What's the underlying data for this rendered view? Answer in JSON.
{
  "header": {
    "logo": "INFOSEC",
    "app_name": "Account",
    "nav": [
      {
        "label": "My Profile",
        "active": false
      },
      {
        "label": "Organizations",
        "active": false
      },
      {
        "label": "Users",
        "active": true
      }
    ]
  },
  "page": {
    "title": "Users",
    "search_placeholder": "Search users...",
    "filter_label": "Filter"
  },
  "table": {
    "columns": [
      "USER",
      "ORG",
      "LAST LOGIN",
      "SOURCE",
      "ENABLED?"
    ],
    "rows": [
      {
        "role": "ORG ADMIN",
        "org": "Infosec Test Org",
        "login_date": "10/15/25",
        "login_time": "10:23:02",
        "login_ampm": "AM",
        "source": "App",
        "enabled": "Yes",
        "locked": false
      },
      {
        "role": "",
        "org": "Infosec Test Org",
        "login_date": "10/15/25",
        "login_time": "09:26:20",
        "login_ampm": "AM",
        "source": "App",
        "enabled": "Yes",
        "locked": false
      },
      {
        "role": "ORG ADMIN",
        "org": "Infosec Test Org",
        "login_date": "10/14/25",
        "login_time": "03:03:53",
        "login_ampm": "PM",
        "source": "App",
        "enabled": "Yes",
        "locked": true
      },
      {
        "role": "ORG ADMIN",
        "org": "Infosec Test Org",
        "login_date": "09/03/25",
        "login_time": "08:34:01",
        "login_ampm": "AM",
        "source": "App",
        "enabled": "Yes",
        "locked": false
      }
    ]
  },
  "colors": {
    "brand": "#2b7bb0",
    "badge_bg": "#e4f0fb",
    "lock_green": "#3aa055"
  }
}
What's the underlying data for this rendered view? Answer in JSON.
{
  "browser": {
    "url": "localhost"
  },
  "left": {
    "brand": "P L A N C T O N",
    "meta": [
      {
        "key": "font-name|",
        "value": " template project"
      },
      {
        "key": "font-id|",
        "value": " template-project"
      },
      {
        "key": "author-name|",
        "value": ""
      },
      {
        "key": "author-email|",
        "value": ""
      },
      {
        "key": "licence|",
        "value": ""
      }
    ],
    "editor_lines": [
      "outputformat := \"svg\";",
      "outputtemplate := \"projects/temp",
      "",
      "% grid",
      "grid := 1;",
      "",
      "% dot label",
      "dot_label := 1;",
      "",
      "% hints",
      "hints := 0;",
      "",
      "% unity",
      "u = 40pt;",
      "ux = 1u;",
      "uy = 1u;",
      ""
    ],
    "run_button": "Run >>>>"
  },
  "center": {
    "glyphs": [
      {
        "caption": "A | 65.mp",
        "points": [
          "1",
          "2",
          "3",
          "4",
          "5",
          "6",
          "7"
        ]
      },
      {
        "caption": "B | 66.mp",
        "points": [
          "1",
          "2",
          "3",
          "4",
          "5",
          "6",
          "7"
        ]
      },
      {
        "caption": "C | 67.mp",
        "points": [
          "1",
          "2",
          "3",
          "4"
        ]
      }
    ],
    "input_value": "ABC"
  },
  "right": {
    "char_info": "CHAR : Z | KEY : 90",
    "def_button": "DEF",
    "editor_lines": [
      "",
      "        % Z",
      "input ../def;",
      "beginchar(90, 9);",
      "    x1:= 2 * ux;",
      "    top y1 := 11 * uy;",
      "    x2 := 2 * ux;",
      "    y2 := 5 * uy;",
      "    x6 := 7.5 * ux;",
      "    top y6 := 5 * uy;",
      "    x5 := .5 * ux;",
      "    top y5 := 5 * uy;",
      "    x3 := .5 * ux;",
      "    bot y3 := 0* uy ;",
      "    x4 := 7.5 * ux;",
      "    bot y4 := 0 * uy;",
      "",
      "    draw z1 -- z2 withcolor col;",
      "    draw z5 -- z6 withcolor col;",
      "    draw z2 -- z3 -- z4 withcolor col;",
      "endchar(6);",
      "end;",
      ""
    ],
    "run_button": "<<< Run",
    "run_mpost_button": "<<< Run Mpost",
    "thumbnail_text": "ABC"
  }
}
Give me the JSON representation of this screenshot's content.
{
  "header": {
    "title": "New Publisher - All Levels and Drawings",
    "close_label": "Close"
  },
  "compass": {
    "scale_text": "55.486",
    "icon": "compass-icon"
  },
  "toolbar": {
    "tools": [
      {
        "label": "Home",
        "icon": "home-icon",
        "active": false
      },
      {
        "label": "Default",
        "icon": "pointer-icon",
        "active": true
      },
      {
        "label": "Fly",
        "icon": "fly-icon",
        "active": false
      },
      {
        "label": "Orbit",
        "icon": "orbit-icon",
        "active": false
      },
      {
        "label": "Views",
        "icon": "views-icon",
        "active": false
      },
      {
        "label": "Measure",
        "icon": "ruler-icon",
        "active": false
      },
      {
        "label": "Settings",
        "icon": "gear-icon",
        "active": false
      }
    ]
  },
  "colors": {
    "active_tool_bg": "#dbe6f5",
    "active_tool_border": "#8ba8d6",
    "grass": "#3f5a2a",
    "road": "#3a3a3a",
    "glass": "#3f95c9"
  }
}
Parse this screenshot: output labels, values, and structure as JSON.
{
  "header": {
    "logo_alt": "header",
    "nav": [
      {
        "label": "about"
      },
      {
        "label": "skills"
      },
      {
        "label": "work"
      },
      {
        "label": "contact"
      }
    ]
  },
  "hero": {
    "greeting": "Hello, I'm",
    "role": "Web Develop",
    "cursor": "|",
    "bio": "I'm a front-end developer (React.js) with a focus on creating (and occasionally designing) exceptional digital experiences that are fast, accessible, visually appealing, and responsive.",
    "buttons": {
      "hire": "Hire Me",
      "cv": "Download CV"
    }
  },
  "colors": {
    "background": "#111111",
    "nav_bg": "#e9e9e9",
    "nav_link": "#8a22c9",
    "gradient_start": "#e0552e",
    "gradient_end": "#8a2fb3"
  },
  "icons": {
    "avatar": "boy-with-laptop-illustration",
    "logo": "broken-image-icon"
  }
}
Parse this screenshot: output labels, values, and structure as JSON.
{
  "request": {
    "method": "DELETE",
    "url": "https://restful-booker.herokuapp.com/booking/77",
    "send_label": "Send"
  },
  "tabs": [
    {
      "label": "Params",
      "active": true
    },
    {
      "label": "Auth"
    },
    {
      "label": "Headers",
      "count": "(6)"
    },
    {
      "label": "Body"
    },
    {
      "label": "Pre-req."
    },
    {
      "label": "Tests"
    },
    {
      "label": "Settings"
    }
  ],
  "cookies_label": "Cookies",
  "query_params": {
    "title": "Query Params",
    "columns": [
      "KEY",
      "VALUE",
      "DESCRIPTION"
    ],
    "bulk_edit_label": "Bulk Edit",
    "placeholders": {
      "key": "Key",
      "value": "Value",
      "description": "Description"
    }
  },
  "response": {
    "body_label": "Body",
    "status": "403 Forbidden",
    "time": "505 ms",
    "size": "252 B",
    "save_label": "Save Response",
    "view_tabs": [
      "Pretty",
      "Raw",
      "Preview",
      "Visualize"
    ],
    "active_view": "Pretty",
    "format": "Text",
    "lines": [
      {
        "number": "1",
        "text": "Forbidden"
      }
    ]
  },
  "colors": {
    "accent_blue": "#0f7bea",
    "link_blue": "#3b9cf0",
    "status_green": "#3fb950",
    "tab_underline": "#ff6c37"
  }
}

------------------------------------------------------------

### Exercise aim
Please output the complete data exactly.

### The completed task
What's the underlying data for this rendered view? Answer in JSON.
{
  "header": {
    "logo": "INFOSEC",
    "app_name": "Account",
    "nav": [
      {
        "label": "My Profile",
        "active": false
      },
      {
        "label": "Organizations",
        "active": false
      },
      {
        "label": "Users",
        "active": true
      }
    ]
  },
  "page": {
    "title": "Users",
    "search_placeholder": "Search users...",
    "filter_label": "Filter"
  },
  "table": {
    "columns": [
      "USER",
      "ORG",
      "LAST LOGIN",
      "SOURCE",
      "ENABLED?"
    ],
    "rows": [
      {
        "role": "ORG ADMIN",
        "org": "Infosec Test Org",
        "login_date": "10/15/25",
        "login_time": "10:23:02",
        "login_ampm": "AM",
        "source": "App",
        "enabled": "Yes",
        "locked": false
      },
      {
        "role": "",
        "org": "Infosec Test Org",
        "login_date": "10/15/25",
        "login_time": "09:26:20",
        "login_ampm": "AM",
        "source": "App",
        "enabled": "Yes",
        "locked": false
      },
      {
        "role": "ORG ADMIN",
        "org": "Infosec Test Org",
        "login_date": "10/14/25",
        "login_time": "03:03:53",
        "login_ampm": "PM",
        "source": "App",
        "enabled": "Yes",
        "locked": true
      },
      {
        "role": "ORG ADMIN",
        "org": "Infosec Test Org",
        "login_date": "09/03/25",
        "login_time": "08:34:01",
        "login_ampm": "AM",
        "source": "App",
        "enabled": "Yes",
        "locked": false
      }
    ]
  },
  "colors": {
    "brand": "#2b7bb0",
    "badge_bg": "#e4f0fb",
    "lock_green": "#3aa055"
  }
}
What's the underlying data for this rendered view? Answer in JSON.
{
  "browser": {
    "url": "localhost"
  },
  "left": {
    "brand": "P L A N C T O N",
    "meta": [
      {
        "key": "font-name|",
        "value": " template project"
      },
      {
        "key": "font-id|",
        "value": " template-project"
      },
      {
        "key": "author-name|",
        "value": ""
      },
      {
        "key": "author-email|",
        "value": ""
      },
      {
        "key": "licence|",
        "value": ""
      }
    ],
    "editor_lines": [
      "outputformat := \"svg\";",
      "outputtemplate := \"projects/temp",
      "",
      "% grid",
      "grid := 1;",
      "",
      "% dot label",
      "dot_label := 1;",
      "",
      "% hints",
      "hints := 0;",
      "",
      "% unity",
      "u = 40pt;",
      "ux = 1u;",
      "uy = 1u;",
      ""
    ],
    "run_button": "Run >>>>"
  },
  "center": {
    "glyphs": [
      {
        "caption": "A | 65.mp",
        "points": [
          "1",
          "2",
          "3",
          "4",
          "5",
          "6",
          "7"
        ]
      },
      {
        "caption": "B | 66.mp",
        "points": [
          "1",
          "2",
          "3",
          "4",
          "5",
          "6",
          "7"
        ]
      },
      {
        "caption": "C | 67.mp",
        "points": [
          "1",
          "2",
          "3",
          "4"
        ]
      }
    ],
    "input_value": "ABC"
  },
  "right": {
    "char_info": "CHAR : Z | KEY : 90",
    "def_button": "DEF",
    "editor_lines": [
      "",
      "        % Z",
      "input ../def;",
      "beginchar(90, 9);",
      "    x1:= 2 * ux;",
      "    top y1 := 11 * uy;",
      "    x2 := 2 * ux;",
      "    y2 := 5 * uy;",
      "    x6 := 7.5 * ux;",
      "    top y6 := 5 * uy;",
      "    x5 := .5 * ux;",
      "    top y5 := 5 * uy;",
      "    x3 := .5 * ux;",
      "    bot y3 := 0* uy ;",
      "    x4 := 7.5 * ux;",
      "    bot y4 := 0 * uy;",
      "",
      "    draw z1 -- z2 withcolor col;",
      "    draw z5 -- z6 withcolor col;",
      "    draw z2 -- z3 -- z4 withcolor col;",
      "endchar(6);",
      "end;",
      ""
    ],
    "run_button": "<<< Run",
    "run_mpost_button": "<<< Run Mpost",
    "thumbnail_text": "ABC"
  }
}
Give me the JSON representation of this screenshot's content.
{
  "header": {
    "title": "New Publisher - All Levels and Drawings",
    "close_label": "Close"
  },
  "compass": {
    "scale_text": "55.486",
    "icon": "compass-icon"
  },
  "toolbar": {
    "tools": [
      {
        "label": "Home",
        "icon": "home-icon",
        "active": false
      },
      {
        "label": "Default",
        "icon": "pointer-icon",
        "active": true
      },
      {
        "label": "Fly",
        "icon": "fly-icon",
        "active": false
      },
      {
        "label": "Orbit",
        "icon": "orbit-icon",
        "active": false
      },
      {
        "label": "Views",
        "icon": "views-icon",
        "active": false
      },
      {
        "label": "Measure",
        "icon": "ruler-icon",
        "active": false
      },
      {
        "label": "Settings",
        "icon": "gear-icon",
        "active": false
      }
    ]
  },
  "colors": {
    "active_tool_bg": "#dbe6f5",
    "active_tool_border": "#8ba8d6",
    "grass": "#3f5a2a",
    "road": "#3a3a3a",
    "glass": "#3f95c9"
  }
}
Parse this screenshot: output labels, values, and structure as JSON.
{
  "header": {
    "logo_alt": "header",
    "nav": [
      {
        "label": "about"
      },
      {
        "label": "skills"
      },
      {
        "label": "work"
      },
      {
        "label": "contact"
      }
    ]
  },
  "hero": {
    "greeting": "Hello, I'm",
    "role": "Web Develop",
    "cursor": "|",
    "bio": "I'm a front-end developer (React.js) with a focus on creating (and occasionally designing) exceptional digital experiences that are fast, accessible, visually appealing, and responsive.",
    "buttons": {
      "hire": "Hire Me",
      "cv": "Download CV"
    }
  },
  "colors": {
    "background": "#111111",
    "nav_bg": "#e9e9e9",
    "nav_link": "#8a22c9",
    "gradient_start": "#e0552e",
    "gradient_end": "#8a2fb3"
  },
  "icons": {
    "avatar": "boy-with-laptop-illustration",
    "logo": "broken-image-icon"
  }
}
Parse this screenshot: output labels, values, and structure as JSON.
{
  "request": {
    "method": "DELETE",
    "url": "https://restful-booker.herokuapp.com/booking/77",
    "send_label": "Send"
  },
  "tabs": [
    {
      "label": "Params",
      "active": true
    },
    {
      "label": "Auth"
    },
    {
      "label": "Headers",
      "count": "(6)"
    },
    {
      "label": "Body"
    },
    {
      "label": "Pre-req."
    },
    {
      "label": "Tests"
    },
    {
      "label": "Settings"
    }
  ],
  "cookies_label": "Cookies",
  "query_params": {
    "title": "Query Params",
    "columns": [
      "KEY",
      "VALUE",
      "DESCRIPTION"
    ],
    "bulk_edit_label": "Bulk Edit",
    "placeholders": {
      "key": "Key",
      "value": "Value",
      "description": "Description"
    }
  },
  "response": {
    "body_label": "Body",
    "status": "403 Forbidden",
    "time": "505 ms",
    "size": "252 B",
    "save_label": "Save Response",
    "view_tabs": [
      "Pretty",
      "Raw",
      "Preview",
      "Visualize"
    ],
    "active_view": "Pretty",
    "format": "Text",
    "lines": [
      {
        "number": "1",
        "text": "Forbidden"
      }
    ]
  },
  "colors": {
    "accent_blue": "#0f7bea",
    "link_blue": "#3b9cf0",
    "status_green": "#3fb950",
    "tab_underline": "#ff6c37"
  }
}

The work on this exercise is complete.